PROMPT
Scan the material that follows. Copy every line containing the word "Offer".

RECORD SET
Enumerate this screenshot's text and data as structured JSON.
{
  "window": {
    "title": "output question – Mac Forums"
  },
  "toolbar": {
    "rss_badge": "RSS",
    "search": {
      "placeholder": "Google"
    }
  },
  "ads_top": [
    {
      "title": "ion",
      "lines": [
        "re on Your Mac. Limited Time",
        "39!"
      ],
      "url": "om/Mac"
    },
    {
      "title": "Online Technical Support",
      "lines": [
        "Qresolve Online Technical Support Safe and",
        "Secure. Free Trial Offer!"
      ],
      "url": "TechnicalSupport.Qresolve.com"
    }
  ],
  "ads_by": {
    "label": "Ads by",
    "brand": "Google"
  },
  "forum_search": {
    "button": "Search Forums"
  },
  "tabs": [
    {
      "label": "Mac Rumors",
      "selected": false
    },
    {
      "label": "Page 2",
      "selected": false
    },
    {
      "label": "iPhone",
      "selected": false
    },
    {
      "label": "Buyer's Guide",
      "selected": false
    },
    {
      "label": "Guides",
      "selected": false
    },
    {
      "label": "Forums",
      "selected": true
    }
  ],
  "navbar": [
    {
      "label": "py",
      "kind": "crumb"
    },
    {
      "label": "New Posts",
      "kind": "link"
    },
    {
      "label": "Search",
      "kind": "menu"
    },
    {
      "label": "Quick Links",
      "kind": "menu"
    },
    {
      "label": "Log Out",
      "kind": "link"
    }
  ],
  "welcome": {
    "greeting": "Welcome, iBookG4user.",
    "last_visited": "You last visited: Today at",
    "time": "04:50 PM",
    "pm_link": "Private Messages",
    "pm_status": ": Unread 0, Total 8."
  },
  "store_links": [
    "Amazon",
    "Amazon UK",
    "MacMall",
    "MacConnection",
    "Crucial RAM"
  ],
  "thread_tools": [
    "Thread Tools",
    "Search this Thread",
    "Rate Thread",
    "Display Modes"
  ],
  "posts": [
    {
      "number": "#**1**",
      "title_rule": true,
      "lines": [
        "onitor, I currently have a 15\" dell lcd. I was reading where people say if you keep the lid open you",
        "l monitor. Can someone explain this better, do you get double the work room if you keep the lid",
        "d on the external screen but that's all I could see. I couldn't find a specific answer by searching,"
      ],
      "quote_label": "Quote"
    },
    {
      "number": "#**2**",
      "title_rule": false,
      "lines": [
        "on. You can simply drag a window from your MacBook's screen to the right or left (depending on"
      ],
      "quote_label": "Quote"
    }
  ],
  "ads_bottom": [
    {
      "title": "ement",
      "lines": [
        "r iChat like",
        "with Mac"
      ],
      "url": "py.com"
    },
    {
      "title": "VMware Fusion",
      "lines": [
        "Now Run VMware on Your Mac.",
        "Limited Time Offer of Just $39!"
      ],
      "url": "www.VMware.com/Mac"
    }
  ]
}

TASK OUTPUT
        "Secure. Free Trial Offer!"
        "Limited Time Offer of Just $39!"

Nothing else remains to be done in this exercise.